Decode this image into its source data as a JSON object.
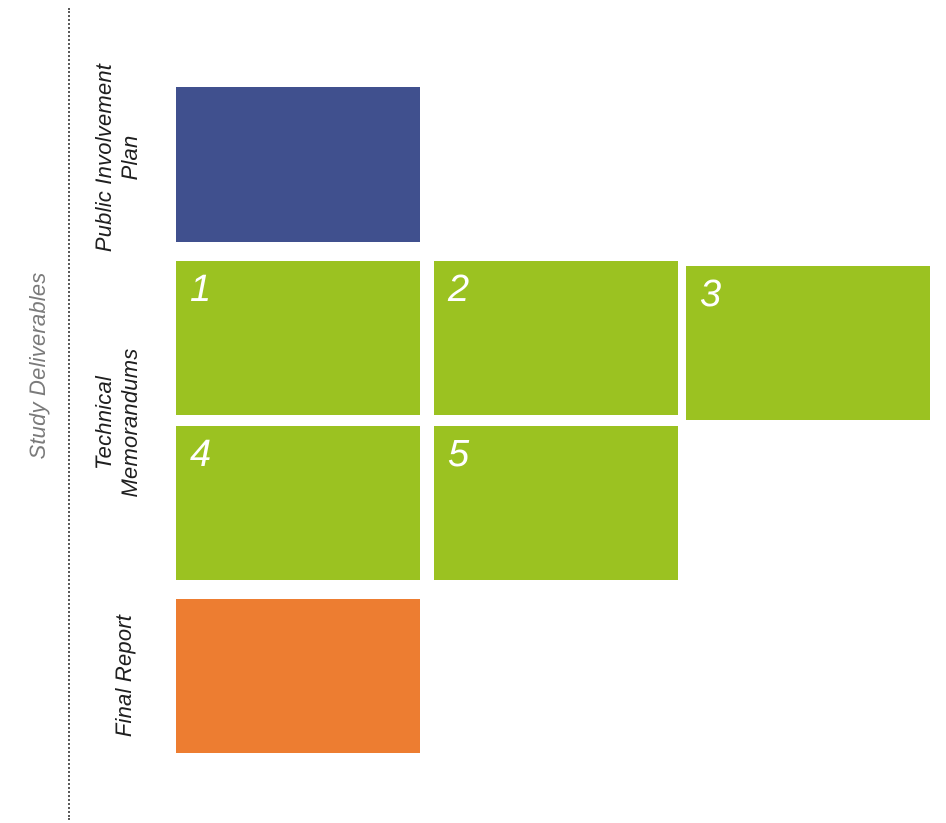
{
  "diagram": {
    "main_label": "Study Deliverables",
    "rows": {
      "public_involvement_plan": {
        "label": "Public Involvement\nPlan",
        "color": "#40508e"
      },
      "technical_memorandums": {
        "label": "Technical\nMemorandums",
        "color": "#9bc221",
        "items": [
          "1",
          "2",
          "3",
          "4",
          "5"
        ]
      },
      "final_report": {
        "label": "Final Report",
        "color": "#ed7d31"
      }
    }
  }
}
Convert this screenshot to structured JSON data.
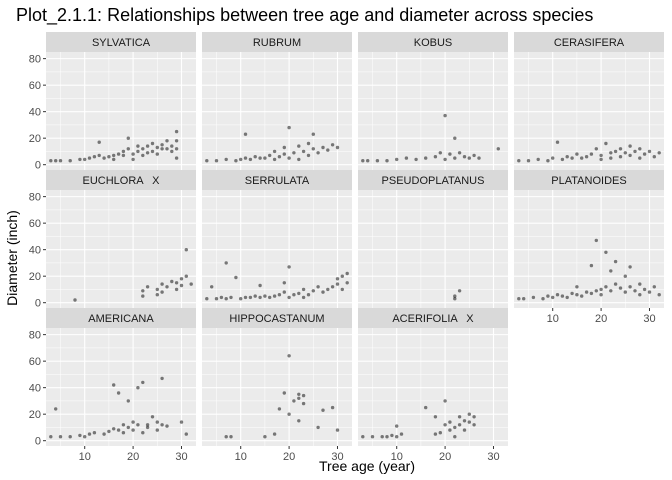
{
  "chart_data": {
    "type": "scatter",
    "title": "Plot_2.1.1: Relationships between tree age and diameter across species",
    "xlabel": "Tree age (year)",
    "ylabel": "Diameter (inch)",
    "xlim": [
      2,
      33
    ],
    "ylim": [
      -4,
      85
    ],
    "x_ticks": [
      10,
      20,
      30
    ],
    "y_ticks": [
      0,
      20,
      40,
      60,
      80
    ],
    "grid": true,
    "layout": {
      "columns": 4,
      "rows": 3
    },
    "point_color": "#000000",
    "point_alpha": 0.5,
    "panel_background": "#ebebeb",
    "strip_background": "#d9d9d9",
    "gridline_color": "#ffffff",
    "panels": [
      {
        "label": "SYLVATICA",
        "points": [
          [
            3,
            3
          ],
          [
            4,
            3
          ],
          [
            5,
            3
          ],
          [
            7,
            3
          ],
          [
            9,
            4
          ],
          [
            10,
            4
          ],
          [
            11,
            5
          ],
          [
            12,
            6
          ],
          [
            13,
            7
          ],
          [
            13,
            17
          ],
          [
            14,
            5
          ],
          [
            15,
            6
          ],
          [
            16,
            7
          ],
          [
            16,
            4
          ],
          [
            17,
            8
          ],
          [
            18,
            7
          ],
          [
            18,
            10
          ],
          [
            19,
            12
          ],
          [
            19,
            20
          ],
          [
            20,
            8
          ],
          [
            20,
            4
          ],
          [
            21,
            10
          ],
          [
            21,
            14
          ],
          [
            22,
            7
          ],
          [
            22,
            12
          ],
          [
            23,
            9
          ],
          [
            23,
            14
          ],
          [
            24,
            10
          ],
          [
            24,
            16
          ],
          [
            25,
            13
          ],
          [
            25,
            8
          ],
          [
            26,
            15
          ],
          [
            26,
            12
          ],
          [
            27,
            12
          ],
          [
            27,
            18
          ],
          [
            28,
            14
          ],
          [
            28,
            10
          ],
          [
            29,
            12
          ],
          [
            29,
            25
          ],
          [
            29,
            18
          ],
          [
            29,
            5
          ]
        ]
      },
      {
        "label": "RUBRUM",
        "points": [
          [
            3,
            3
          ],
          [
            5,
            3
          ],
          [
            7,
            4
          ],
          [
            9,
            3
          ],
          [
            10,
            4
          ],
          [
            11,
            5
          ],
          [
            11,
            23
          ],
          [
            12,
            4
          ],
          [
            13,
            6
          ],
          [
            14,
            5
          ],
          [
            15,
            5
          ],
          [
            16,
            7
          ],
          [
            17,
            4
          ],
          [
            17,
            10
          ],
          [
            18,
            6
          ],
          [
            19,
            8
          ],
          [
            19,
            13
          ],
          [
            20,
            5
          ],
          [
            20,
            28
          ],
          [
            21,
            9
          ],
          [
            22,
            14
          ],
          [
            22,
            4
          ],
          [
            23,
            10
          ],
          [
            24,
            7
          ],
          [
            24,
            16
          ],
          [
            25,
            12
          ],
          [
            25,
            23
          ],
          [
            26,
            9
          ],
          [
            27,
            13
          ],
          [
            28,
            11
          ],
          [
            29,
            15
          ],
          [
            30,
            13
          ]
        ]
      },
      {
        "label": "KOBUS",
        "points": [
          [
            3,
            3
          ],
          [
            4,
            3
          ],
          [
            6,
            3
          ],
          [
            8,
            3
          ],
          [
            10,
            4
          ],
          [
            12,
            5
          ],
          [
            14,
            4
          ],
          [
            16,
            5
          ],
          [
            18,
            6
          ],
          [
            19,
            9
          ],
          [
            20,
            4
          ],
          [
            20,
            37
          ],
          [
            21,
            8
          ],
          [
            22,
            5
          ],
          [
            22,
            20
          ],
          [
            23,
            9
          ],
          [
            24,
            6
          ],
          [
            25,
            5
          ],
          [
            26,
            7
          ],
          [
            27,
            5
          ],
          [
            31,
            12
          ]
        ]
      },
      {
        "label": "CERASIFERA",
        "points": [
          [
            3,
            3
          ],
          [
            5,
            3
          ],
          [
            7,
            4
          ],
          [
            9,
            3
          ],
          [
            10,
            5
          ],
          [
            11,
            17
          ],
          [
            12,
            4
          ],
          [
            13,
            6
          ],
          [
            14,
            5
          ],
          [
            15,
            8
          ],
          [
            16,
            5
          ],
          [
            17,
            6
          ],
          [
            18,
            8
          ],
          [
            19,
            12
          ],
          [
            20,
            4
          ],
          [
            20,
            7
          ],
          [
            21,
            16
          ],
          [
            22,
            9
          ],
          [
            22,
            5
          ],
          [
            23,
            10
          ],
          [
            24,
            6
          ],
          [
            24,
            12
          ],
          [
            25,
            9
          ],
          [
            26,
            7
          ],
          [
            26,
            14
          ],
          [
            27,
            10
          ],
          [
            28,
            12
          ],
          [
            28,
            5
          ],
          [
            29,
            8
          ],
          [
            30,
            10
          ],
          [
            31,
            6
          ],
          [
            32,
            9
          ]
        ]
      },
      {
        "label": "EUCHLORA   X",
        "points": [
          [
            8,
            2
          ],
          [
            22,
            5
          ],
          [
            22,
            9
          ],
          [
            23,
            12
          ],
          [
            25,
            6
          ],
          [
            25,
            10
          ],
          [
            26,
            14
          ],
          [
            26,
            8
          ],
          [
            27,
            12
          ],
          [
            28,
            16
          ],
          [
            29,
            10
          ],
          [
            29,
            15
          ],
          [
            30,
            18
          ],
          [
            30,
            13
          ],
          [
            31,
            20
          ],
          [
            31,
            40
          ],
          [
            32,
            14
          ]
        ]
      },
      {
        "label": "SERRULATA",
        "points": [
          [
            3,
            3
          ],
          [
            4,
            12
          ],
          [
            5,
            3
          ],
          [
            6,
            4
          ],
          [
            7,
            30
          ],
          [
            7,
            3
          ],
          [
            8,
            4
          ],
          [
            9,
            19
          ],
          [
            10,
            3
          ],
          [
            11,
            4
          ],
          [
            12,
            4
          ],
          [
            13,
            5
          ],
          [
            14,
            4
          ],
          [
            14,
            13
          ],
          [
            15,
            5
          ],
          [
            16,
            4
          ],
          [
            17,
            5
          ],
          [
            18,
            6
          ],
          [
            19,
            8
          ],
          [
            19,
            15
          ],
          [
            20,
            4
          ],
          [
            20,
            27
          ],
          [
            21,
            6
          ],
          [
            22,
            7
          ],
          [
            23,
            10
          ],
          [
            23,
            4
          ],
          [
            24,
            6
          ],
          [
            25,
            9
          ],
          [
            26,
            12
          ],
          [
            27,
            8
          ],
          [
            28,
            10
          ],
          [
            29,
            12
          ],
          [
            30,
            14
          ],
          [
            30,
            18
          ],
          [
            31,
            20
          ],
          [
            31,
            10
          ],
          [
            32,
            15
          ],
          [
            32,
            22
          ]
        ]
      },
      {
        "label": "PSEUDOPLATANUS",
        "points": [
          [
            22,
            3
          ],
          [
            22,
            5
          ],
          [
            23,
            9
          ]
        ]
      },
      {
        "label": "PLATANOIDES",
        "points": [
          [
            3,
            3
          ],
          [
            4,
            3
          ],
          [
            6,
            4
          ],
          [
            8,
            3
          ],
          [
            9,
            5
          ],
          [
            10,
            4
          ],
          [
            11,
            6
          ],
          [
            12,
            5
          ],
          [
            13,
            4
          ],
          [
            14,
            7
          ],
          [
            15,
            6
          ],
          [
            15,
            12
          ],
          [
            16,
            5
          ],
          [
            17,
            8
          ],
          [
            18,
            7
          ],
          [
            18,
            28
          ],
          [
            19,
            9
          ],
          [
            19,
            47
          ],
          [
            20,
            6
          ],
          [
            20,
            10
          ],
          [
            21,
            12
          ],
          [
            21,
            38
          ],
          [
            22,
            24
          ],
          [
            22,
            9
          ],
          [
            23,
            14
          ],
          [
            23,
            31
          ],
          [
            24,
            11
          ],
          [
            25,
            20
          ],
          [
            25,
            8
          ],
          [
            26,
            12
          ],
          [
            26,
            27
          ],
          [
            27,
            9
          ],
          [
            28,
            14
          ],
          [
            28,
            6
          ],
          [
            29,
            10
          ],
          [
            30,
            8
          ],
          [
            31,
            12
          ],
          [
            32,
            6
          ]
        ]
      },
      {
        "label": "AMERICANA",
        "points": [
          [
            3,
            3
          ],
          [
            4,
            24
          ],
          [
            5,
            3
          ],
          [
            7,
            3
          ],
          [
            9,
            4
          ],
          [
            10,
            3
          ],
          [
            11,
            5
          ],
          [
            12,
            6
          ],
          [
            14,
            5
          ],
          [
            15,
            7
          ],
          [
            16,
            42
          ],
          [
            16,
            9
          ],
          [
            17,
            8
          ],
          [
            17,
            36
          ],
          [
            18,
            6
          ],
          [
            18,
            12
          ],
          [
            19,
            10
          ],
          [
            19,
            30
          ],
          [
            20,
            8
          ],
          [
            20,
            14
          ],
          [
            21,
            40
          ],
          [
            21,
            12
          ],
          [
            22,
            44
          ],
          [
            22,
            6
          ],
          [
            23,
            12
          ],
          [
            23,
            10
          ],
          [
            24,
            18
          ],
          [
            25,
            14
          ],
          [
            25,
            8
          ],
          [
            26,
            47
          ],
          [
            26,
            12
          ],
          [
            27,
            11
          ],
          [
            30,
            14
          ],
          [
            31,
            5
          ]
        ]
      },
      {
        "label": "HIPPOCASTANUM",
        "points": [
          [
            7,
            3
          ],
          [
            8,
            3
          ],
          [
            15,
            3
          ],
          [
            17,
            5
          ],
          [
            18,
            24
          ],
          [
            19,
            36
          ],
          [
            20,
            64
          ],
          [
            20,
            20
          ],
          [
            21,
            30
          ],
          [
            22,
            32
          ],
          [
            22,
            35
          ],
          [
            22,
            15
          ],
          [
            23,
            28
          ],
          [
            23,
            34
          ],
          [
            26,
            10
          ],
          [
            27,
            23
          ],
          [
            29,
            25
          ],
          [
            30,
            8
          ]
        ]
      },
      {
        "label": "ACERIFOLIA   X",
        "points": [
          [
            3,
            3
          ],
          [
            5,
            3
          ],
          [
            7,
            3
          ],
          [
            8,
            3
          ],
          [
            9,
            4
          ],
          [
            10,
            3
          ],
          [
            10,
            11
          ],
          [
            11,
            5
          ],
          [
            16,
            25
          ],
          [
            18,
            5
          ],
          [
            18,
            18
          ],
          [
            19,
            6
          ],
          [
            20,
            12
          ],
          [
            20,
            30
          ],
          [
            21,
            8
          ],
          [
            21,
            14
          ],
          [
            22,
            10
          ],
          [
            22,
            3
          ],
          [
            23,
            18
          ],
          [
            23,
            12
          ],
          [
            24,
            15
          ],
          [
            24,
            8
          ],
          [
            25,
            14
          ],
          [
            25,
            20
          ],
          [
            26,
            18
          ],
          [
            26,
            12
          ]
        ]
      }
    ]
  }
}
# # # # #
* [Short exercise]: For each line of the listing that holds the word "JSON", show that line.

* [Problem solution]:
Decode this image into its source data as a JSON object.
Convert this screenshot to structured JSON data.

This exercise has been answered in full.